Task directions -> The exercise asks you to copy every line below in which "nettoient" appears.

Entries shown ->

+++

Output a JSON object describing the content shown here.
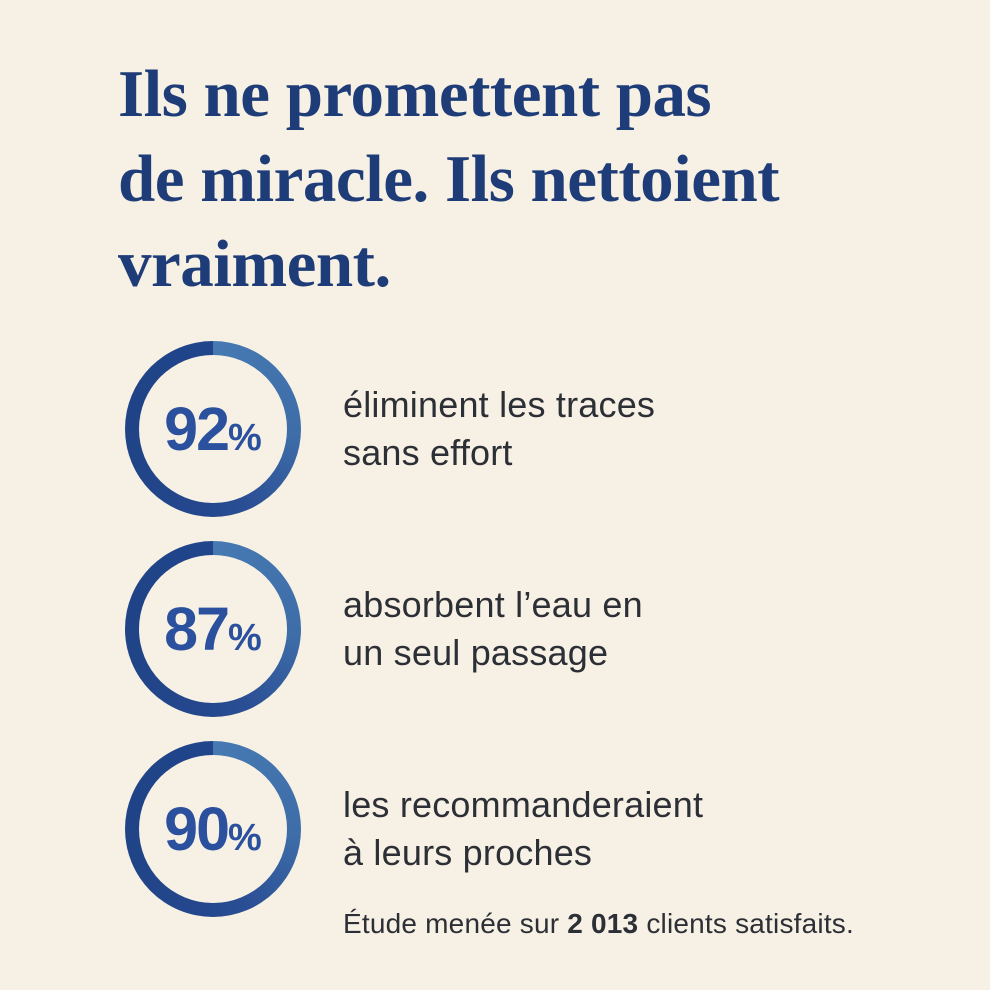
{
  "colors": {
    "background": "#f7f1e5",
    "headline_navy": "#1e3c77",
    "ring_light_blue": "#4679b2",
    "ring_dark_blue": "#1f4386",
    "stat_number_blue": "#2a509e",
    "body_text": "#2d2f36"
  },
  "headline": {
    "lines": [
      "Ils ne promettent pas",
      "de miracle. Ils nettoient",
      "vraiment."
    ],
    "full_text": "Ils ne promettent pas de miracle. Ils nettoient vraiment."
  },
  "stats": [
    {
      "value": "92",
      "unit": "%",
      "lines": [
        "éliminent les traces",
        "sans effort"
      ]
    },
    {
      "value": "87",
      "unit": "%",
      "lines": [
        "absorbent l’eau en",
        "un seul passage"
      ]
    },
    {
      "value": "90",
      "unit": "%",
      "lines": [
        "les recommanderaient",
        "à leurs proches"
      ]
    }
  ],
  "footnote": {
    "prefix": "Étude menée sur",
    "count": "2 013",
    "suffix": "clients satisfaits."
  },
  "chart_data": {
    "type": "donut-stats",
    "title": "Ils ne promettent pas de miracle. Ils nettoient vraiment.",
    "categories": [
      "éliminent les traces sans effort",
      "absorbent l’eau en un seul passage",
      "les recommanderaient à leurs proches"
    ],
    "values": [
      92,
      87,
      90
    ],
    "unit": "%",
    "legend_position": "right-of-ring",
    "source_note": "Étude menée sur 2 013 clients satisfaits.",
    "sample_size": 2013
  }
}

+++

Exercise output ->
      "de miracle. Ils nettoient",
    "full_text": "Ils ne promettent pas de miracle. Ils nettoient vraiment."
    "title": "Ils ne promettent pas de miracle. Ils nettoient vraiment.",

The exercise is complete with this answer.